| Work to be completed |
Output all the entries word for word. Omit the pictures.

| Task material |
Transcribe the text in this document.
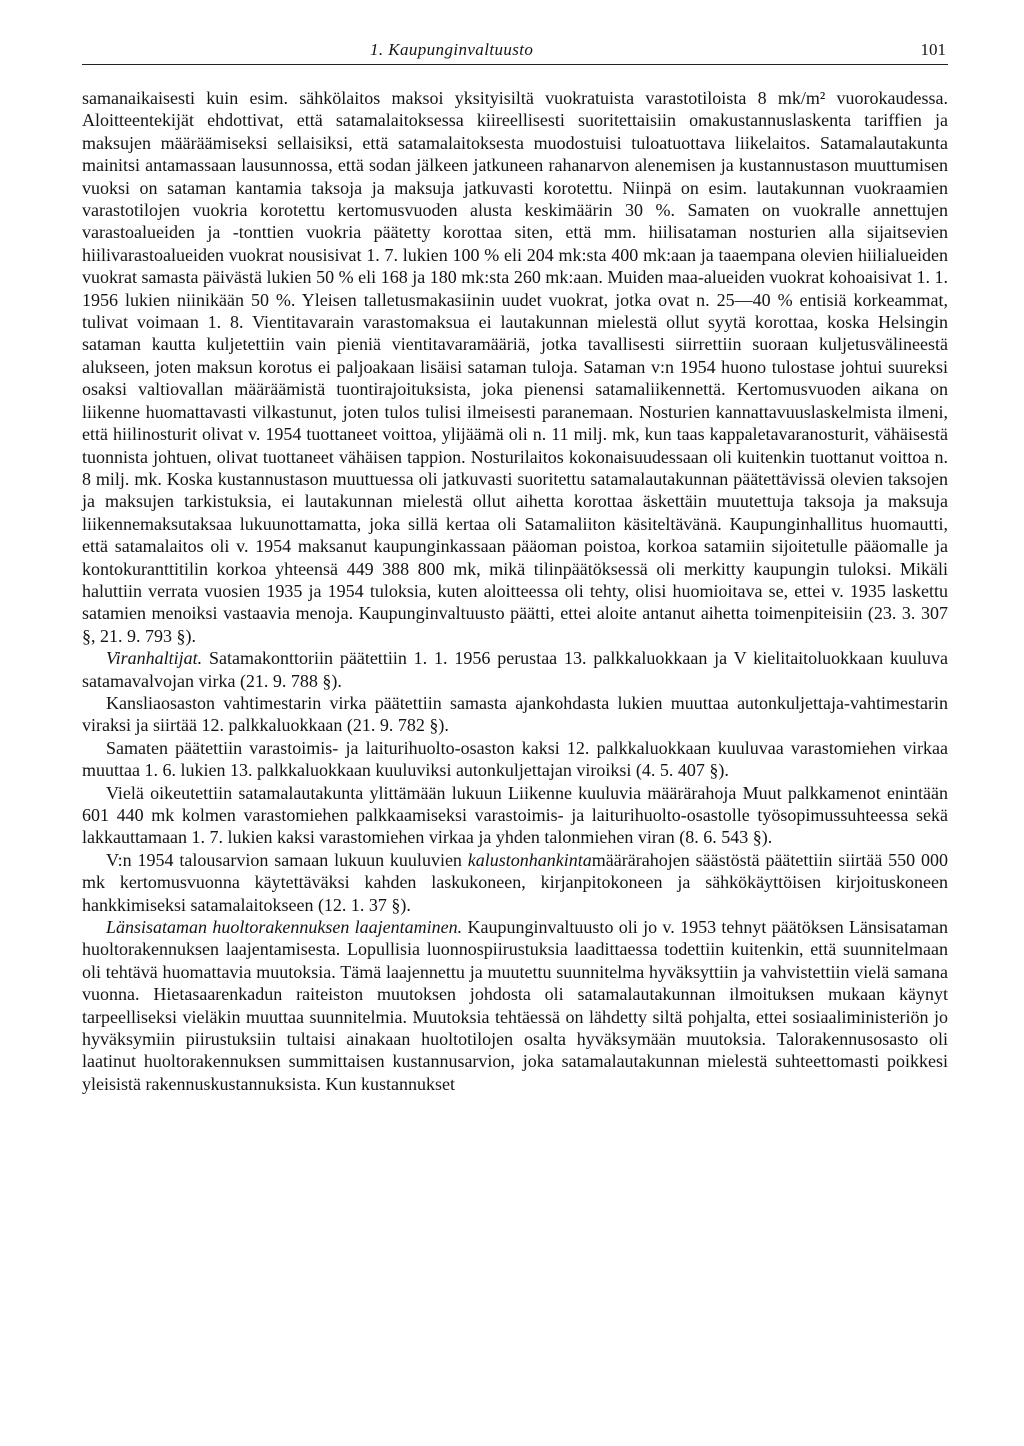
1. Kaupunginvaltuusto	101

samanaikaisesti kuin esim. sähkölaitos maksoi yksityisiltä vuokratuista varastotiloista 8 mk/m² vuorokaudessa. Aloitteentekijät ehdottivat, että satamalaitoksessa kiireellisesti suoritettaisiin omakustannuslaskenta tariffien ja maksujen määräämiseksi sellaisiksi, että satamalaitoksesta muodostuisi tuloatuottava liikelaitos. Satamalautakunta mainitsi antamassaan lausunnossa, että sodan jälkeen jatkuneen rahanarvon alenemisen ja kustannustason muuttumisen vuoksi on sataman kantamia taksoja ja maksuja jatkuvasti korotettu. Niinpä on esim. lautakunnan vuokraamien varastotilojen vuokria korotettu kertomusvuoden alusta keskimäärin 30 %. Samaten on vuokralle annettujen varastoalueiden ja -tonttien vuokria päätetty korottaa siten, että mm. hiilisataman nosturien alla sijaitsevien hiilivarastoalueiden vuokrat nousisivat 1. 7. lukien 100 % eli 204 mk:sta 400 mk:aan ja taaempana olevien hiilialueiden vuokrat samasta päivästä lukien 50 % eli 168 ja 180 mk:sta 260 mk:aan. Muiden maa-alueiden vuokrat kohoaisivat 1. 1. 1956 lukien niinikään 50 %. Yleisen talletusmakasiinin uudet vuokrat, jotka ovat n. 25—40 % entisiä korkeammat, tulivat voimaan 1. 8. Vientitavarain varastomaksua ei lautakunnan mielestä ollut syytä korottaa, koska Helsingin sataman kautta kuljetettiin vain pieniä vientitavaramääriä, jotka tavallisesti siirrettiin suoraan kuljetusvälineestä alukseen, joten maksun korotus ei paljoakaan lisäisi sataman tuloja. Sataman v:n 1954 huono tulostase johtui suureksi osaksi valtiovallan määräämistä tuontirajoituksista, joka pienensi satamaliikennettä. Kertomusvuoden aikana on liikenne huomattavasti vilkastunut, joten tulos tulisi ilmeisesti paranemaan. Nosturien kannattavuuslaskelmista ilmeni, että hiilinosturit olivat v. 1954 tuottaneet voittoa, ylijäämä oli n. 11 milj. mk, kun taas kappaletavaranosturit, vähäisestä tuonnista johtuen, olivat tuottaneet vähäisen tappion. Nosturilaitos kokonaisuudessaan oli kuitenkin tuottanut voittoa n. 8 milj. mk. Koska kustannustason muuttuessa oli jatkuvasti suoritettu satamalautakunnan päätettävissä olevien taksojen ja maksujen tarkistuksia, ei lautakunnan mielestä ollut aihetta korottaa äskettäin muutettuja taksoja ja maksuja liikennemaksutaksaa lukuunottamatta, joka sillä kertaa oli Satamaliiton käsiteltävänä. Kaupunginhallitus huomautti, että satamalaitos oli v. 1954 maksanut kaupunginkassaan pääoman poistoa, korkoa satamiin sijoitetulle pääomalle ja kontokuranttitilin korkoa yhteensä 449 388 800 mk, mikä tilinpäätöksessä oli merkitty kaupungin tuloksi. Mikäli haluttiin verrata vuosien 1935 ja 1954 tuloksia, kuten aloitteessa oli tehty, olisi huomioitava se, ettei v. 1935 laskettu satamien menoiksi vastaavia menoja. Kaupunginvaltuusto päätti, ettei aloite antanut aihetta toimenpiteisiin (23. 3. 307 §, 21. 9. 793 §).

Viranhaltijat. Satamakonttoriin päätettiin 1. 1. 1956 perustaa 13. palkkaluokkaan ja V kielitaitoluokkaan kuuluva satamavalvojan virka (21. 9. 788 §).

Kansliaosaston vahtimestarin virka päätettiin samasta ajankohdasta lukien muuttaa autonkuljettaja-vahtimestarin viraksi ja siirtää 12. palkkaluokkaan (21. 9. 782 §).

Samaten päätettiin varastoimis- ja laiturihuolto-osaston kaksi 12. palkkaluokkaan kuuluvaa varastomiehen virkaa muuttaa 1. 6. lukien 13. palkkaluokkaan kuuluviksi autonkuljettajan viroiksi (4. 5. 407 §).

Vielä oikeutettiin satamalautakunta ylittämään lukuun Liikenne kuuluvia määrärahoja Muut palkkamenot enintään 601 440 mk kolmen varastomiehen palkkaamiseksi varastoimis- ja laiturihuolto-osastolle työsopimussuhteessa sekä lakkauttamaan 1. 7. lukien kaksi varastomiehen virkaa ja yhden talonmiehen viran (8. 6. 543 §).

V:n 1954 talousarvion samaan lukuun kuuluvien kalustonhankintamäärärahojen säästöstä päätettiin siirtää 550 000 mk kertomusvuonna käytettäväksi kahden laskukoneen, kirjanpitokoneen ja sähkökäyttöisen kirjoituskoneen hankkimiseksi satamalaitokseen (12. 1. 37 §).

Länsisataman huoltorakennuksen laajentaminen. Kaupunginvaltuusto oli jo v. 1953 tehnyt päätöksen Länsisataman huoltorakennuksen laajentamisesta. Lopullisia luonnospiirustuksia laadittaessa todettiin kuitenkin, että suunnitelmaan oli tehtävä huomattavia muutoksia. Tämä laajennettu ja muutettu suunnitelma hyväksyttiin ja vahvistettiin vielä samana vuonna. Hietasaarenkadun raiteiston muutoksen johdosta oli satamalautakunnan ilmoituksen mukaan käynyt tarpeelliseksi vieläkin muuttaa suunnitelmia. Muutoksia tehtäessä on lähdetty siltä pohjalta, ettei sosiaaliministeriön jo hyväksymiin piirustuksiin tultaisi ainakaan huoltotilojen osalta hyväksymään muutoksia. Talorakennusosasto oli laatinut huoltorakennuksen summittaisen kustannusarvion, joka satamalautakunnan mielestä suhteettomasti poikkesi yleisistä rakennuskustannuksista. Kun kustannukset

| Right answer |
Transcribe the text in this document.
1. Kaupunginvaltuusto	101

samanaikaisesti kuin esim. sähkölaitos maksoi yksityisiltä vuokratuista varastotiloista 8 mk/m² vuorokaudessa. Aloitteentekijät ehdottivat, että satamalaitoksessa kiireellisesti suoritettaisiin omakustannuslaskenta tariffien ja maksujen määräämiseksi sellaisiksi, että satamalaitoksesta muodostuisi tuloatuottava liikelaitos. Satamalautakunta mainitsi antamassaan lausunnossa, että sodan jälkeen jatkuneen rahanarvon alenemisen ja kustannustason muuttumisen vuoksi on sataman kantamia taksoja ja maksuja jatkuvasti korotettu. Niinpä on esim. lautakunnan vuokraamien varastotilojen vuokria korotettu kertomusvuoden alusta keskimäärin 30 %. Samaten on vuokralle annettujen varastoalueiden ja -tonttien vuokria päätetty korottaa siten, että mm. hiilisataman nosturien alla sijaitsevien hiilivarastoalueiden vuokrat nousisivat 1. 7. lukien 100 % eli 204 mk:sta 400 mk:aan ja taaempana olevien hiilialueiden vuokrat samasta päivästä lukien 50 % eli 168 ja 180 mk:sta 260 mk:aan. Muiden maa-alueiden vuokrat kohoaisivat 1. 1. 1956 lukien niinikään 50 %. Yleisen talletusmakasiinin uudet vuokrat, jotka ovat n. 25—40 % entisiä korkeammat, tulivat voimaan 1. 8. Vientitavarain varastomaksua ei lautakunnan mielestä ollut syytä korottaa, koska Helsingin sataman kautta kuljetettiin vain pieniä vientitavaramääriä, jotka tavallisesti siirrettiin suoraan kuljetusvälineestä alukseen, joten maksun korotus ei paljoakaan lisäisi sataman tuloja. Sataman v:n 1954 huono tulostase johtui suureksi osaksi valtiovallan määräämistä tuontirajoituksista, joka pienensi satamaliikennettä. Kertomusvuoden aikana on liikenne huomattavasti vilkastunut, joten tulos tulisi ilmeisesti paranemaan. Nosturien kannattavuuslaskelmista ilmeni, että hiilinosturit olivat v. 1954 tuottaneet voittoa, ylijäämä oli n. 11 milj. mk, kun taas kappaletavaranosturit, vähäisestä tuonnista johtuen, olivat tuottaneet vähäisen tappion. Nosturilaitos kokonaisuudessaan oli kuitenkin tuottanut voittoa n. 8 milj. mk. Koska kustannustason muuttuessa oli jatkuvasti suoritettu satamalautakunnan päätettävissä olevien taksojen ja maksujen tarkistuksia, ei lautakunnan mielestä ollut aihetta korottaa äskettäin muutettuja taksoja ja maksuja liikennemaksutaksaa lukuunottamatta, joka sillä kertaa oli Satamaliiton käsiteltävänä. Kaupunginhallitus huomautti, että satamalaitos oli v. 1954 maksanut kaupunginkassaan pääoman poistoa, korkoa satamiin sijoitetulle pääomalle ja kontokuranttitilin korkoa yhteensä 449 388 800 mk, mikä tilinpäätöksessä oli merkitty kaupungin tuloksi. Mikäli haluttiin verrata vuosien 1935 ja 1954 tuloksia, kuten aloitteessa oli tehty, olisi huomioitava se, ettei v. 1935 laskettu satamien menoiksi vastaavia menoja. Kaupunginvaltuusto päätti, ettei aloite antanut aihetta toimenpiteisiin (23. 3. 307 §, 21. 9. 793 §).

Viranhaltijat. Satamakonttoriin päätettiin 1. 1. 1956 perustaa 13. palkkaluokkaan ja V kielitaitoluokkaan kuuluva satamavalvojan virka (21. 9. 788 §).

Kansliaosaston vahtimestarin virka päätettiin samasta ajankohdasta lukien muuttaa autonkuljettaja-vahtimestarin viraksi ja siirtää 12. palkkaluokkaan (21. 9. 782 §).

Samaten päätettiin varastoimis- ja laiturihuolto-osaston kaksi 12. palkkaluokkaan kuuluvaa varastomiehen virkaa muuttaa 1. 6. lukien 13. palkkaluokkaan kuuluviksi autonkuljettajan viroiksi (4. 5. 407 §).

Vielä oikeutettiin satamalautakunta ylittämään lukuun Liikenne kuuluvia määrärahoja Muut palkkamenot enintään 601 440 mk kolmen varastomiehen palkkaamiseksi varastoimis- ja laiturihuolto-osastolle työsopimussuhteessa sekä lakkauttamaan 1. 7. lukien kaksi varastomiehen virkaa ja yhden talonmiehen viran (8. 6. 543 §).

V:n 1954 talousarvion samaan lukuun kuuluvien kalustonhankintamäärärahojen säästöstä päätettiin siirtää 550 000 mk kertomusvuonna käytettäväksi kahden laskukoneen, kirjanpitokoneen ja sähkökäyttöisen kirjoituskoneen hankkimiseksi satamalaitokseen (12. 1. 37 §).

Länsisataman huoltorakennuksen laajentaminen. Kaupunginvaltuusto oli jo v. 1953 tehnyt päätöksen Länsisataman huoltorakennuksen laajentamisesta. Lopullisia luonnospiirustuksia laadittaessa todettiin kuitenkin, että suunnitelmaan oli tehtävä huomattavia muutoksia. Tämä laajennettu ja muutettu suunnitelma hyväksyttiin ja vahvistettiin vielä samana vuonna. Hietasaarenkadun raiteiston muutoksen johdosta oli satamalautakunnan ilmoituksen mukaan käynyt tarpeelliseksi vieläkin muuttaa suunnitelmia. Muutoksia tehtäessä on lähdetty siltä pohjalta, ettei sosiaaliministeriön jo hyväksymiin piirustuksiin tultaisi ainakaan huoltotilojen osalta hyväksymään muutoksia. Talorakennusosasto oli laatinut huoltorakennuksen summittaisen kustannusarvion, joka satamalautakunnan mielestä suhteettomasti poikkesi yleisistä rakennuskustannuksista. Kun kustannukset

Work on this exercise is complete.